[Exercises]
• 1. From the muscle bike thread, set down the passage that begins at the words "Sorry I can't" and stops after "be pretty rare.".
• 2. Answer these questions about the muscle bike thread:
(a) According to rfeagleye, the sprocket and chainguard are the same as those on which bike?
(b) Around which years does kostnerave guess the bike was made?
(c) Around what year does kostnerave say stick shifters were phased out on all bikes?

[Text excerpt]
----------------------------------------

# Texas Ranger Mustang 3 Muscle Bike



## tripple3 (May 17, 2021)

Help us learn Manufacturer and date of this Boss '70's 3 Speed please....





















maybe we need a "Muscle Bike" sub-forum on theCABE ??
Edit: super glad we have that Sting-Rays and muscle-bike forum.
i had "Ignored" until today.


----------



## rfeagleye (May 17, 2021)

That is made by AMF. The sprocket and chainguard are the same as an AMF Aerobee.

And there is a forum for Muscle Bikes already:

Schwinn Stingrays and Other Muscle Bikes


----------



## coasterbrakejunkie1969 (May 17, 2021)

tripple3 said:


> i had "Ignored" until today.



Don't be a stranger Tripp,haha


----------



## shopteacher (May 29, 2021)

Now that's a chain guard you can ride and feel safe with your bell bottom pants on.
Here's one on fb with a different seat:  




__





						Facebook
					






					www.facebook.com
				



Sorry I can't help on the date.


----------



## kostnerave (May 29, 2021)

This is a longshot for me, as I haven't been into musclebikes for quite sometime, but I would guess this bike to be made around '72 to '73. I'm using the BMA/6 decal and the reflector pedals as a guide. Stick shifters were phased out on all bikes around '74, so it has to predate that.  I do know that it was made by American Machine & Foundry, by the chainring , frame and guard, which was also used on the Aerobee, the AMF version of the bike. I've never seen another one like this, it might be pretty rare.


----------

----------------------------------------

[Layout records]
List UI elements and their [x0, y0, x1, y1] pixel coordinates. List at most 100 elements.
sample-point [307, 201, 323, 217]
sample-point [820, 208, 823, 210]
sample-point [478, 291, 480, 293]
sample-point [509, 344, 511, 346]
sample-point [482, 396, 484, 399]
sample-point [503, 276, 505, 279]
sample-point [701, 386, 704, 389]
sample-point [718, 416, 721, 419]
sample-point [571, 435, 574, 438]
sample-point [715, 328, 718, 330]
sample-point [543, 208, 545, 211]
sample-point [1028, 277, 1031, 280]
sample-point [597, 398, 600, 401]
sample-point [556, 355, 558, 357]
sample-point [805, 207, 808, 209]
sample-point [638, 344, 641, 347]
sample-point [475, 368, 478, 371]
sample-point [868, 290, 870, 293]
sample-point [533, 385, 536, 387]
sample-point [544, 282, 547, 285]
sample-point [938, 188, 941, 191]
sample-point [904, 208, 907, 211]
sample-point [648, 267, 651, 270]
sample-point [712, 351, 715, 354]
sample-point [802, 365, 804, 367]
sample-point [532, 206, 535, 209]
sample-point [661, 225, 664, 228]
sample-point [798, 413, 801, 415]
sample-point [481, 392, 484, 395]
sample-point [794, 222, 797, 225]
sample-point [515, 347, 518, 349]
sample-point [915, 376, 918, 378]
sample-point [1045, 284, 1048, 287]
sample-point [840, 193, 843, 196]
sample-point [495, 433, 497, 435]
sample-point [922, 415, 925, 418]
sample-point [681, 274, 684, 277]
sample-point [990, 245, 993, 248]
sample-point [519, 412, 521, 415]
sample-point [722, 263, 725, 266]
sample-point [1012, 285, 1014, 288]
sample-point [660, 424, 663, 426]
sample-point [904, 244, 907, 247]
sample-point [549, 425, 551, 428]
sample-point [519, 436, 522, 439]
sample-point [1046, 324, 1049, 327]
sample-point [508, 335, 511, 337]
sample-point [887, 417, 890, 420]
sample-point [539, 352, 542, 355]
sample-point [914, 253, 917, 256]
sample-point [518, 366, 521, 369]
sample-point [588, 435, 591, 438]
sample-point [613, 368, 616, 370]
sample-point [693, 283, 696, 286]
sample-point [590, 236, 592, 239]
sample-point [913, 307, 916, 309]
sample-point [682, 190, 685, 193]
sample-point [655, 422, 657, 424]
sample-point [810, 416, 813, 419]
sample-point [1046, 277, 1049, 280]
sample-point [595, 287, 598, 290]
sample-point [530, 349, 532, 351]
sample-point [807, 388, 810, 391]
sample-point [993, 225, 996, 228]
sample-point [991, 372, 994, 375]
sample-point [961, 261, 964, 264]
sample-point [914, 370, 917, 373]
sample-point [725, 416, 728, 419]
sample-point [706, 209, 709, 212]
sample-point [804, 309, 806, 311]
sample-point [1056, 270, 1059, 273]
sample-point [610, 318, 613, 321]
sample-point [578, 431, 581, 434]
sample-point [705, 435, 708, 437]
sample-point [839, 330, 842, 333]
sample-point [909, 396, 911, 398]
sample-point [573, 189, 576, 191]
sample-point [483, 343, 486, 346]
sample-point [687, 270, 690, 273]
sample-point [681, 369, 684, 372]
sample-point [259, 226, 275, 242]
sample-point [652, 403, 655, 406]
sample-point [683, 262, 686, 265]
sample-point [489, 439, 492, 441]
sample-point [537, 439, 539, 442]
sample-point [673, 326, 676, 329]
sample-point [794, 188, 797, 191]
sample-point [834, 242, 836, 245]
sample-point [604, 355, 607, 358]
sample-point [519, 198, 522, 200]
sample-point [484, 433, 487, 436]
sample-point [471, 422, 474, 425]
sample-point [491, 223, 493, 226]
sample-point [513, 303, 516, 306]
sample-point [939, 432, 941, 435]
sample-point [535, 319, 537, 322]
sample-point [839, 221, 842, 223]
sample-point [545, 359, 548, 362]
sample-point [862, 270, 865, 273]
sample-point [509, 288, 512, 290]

----------------------------------------

[The results]
• 1.
Sorry I can't help on the date.


----------



## kostnerave (May 29, 2021)

This is a longshot for me, as I haven't been into musclebikes for quite sometime, but I would guess this bike to be made around '72 to '73. I'm using the BMA/6 decal and the reflector pedals as a guide. Stick shifters were phased out on all bikes around '74, so it has to predate that.  I do know that it was made by American Machine & Foundry, by the chainring , frame and guard, which was also used on the Aerobee, the AMF version of the bike. I've never seen another one like this, it might be pretty rare.

• 2.
(a) An AMF Aerobee.
(b) Around '72 to '73.
(c) Around '74.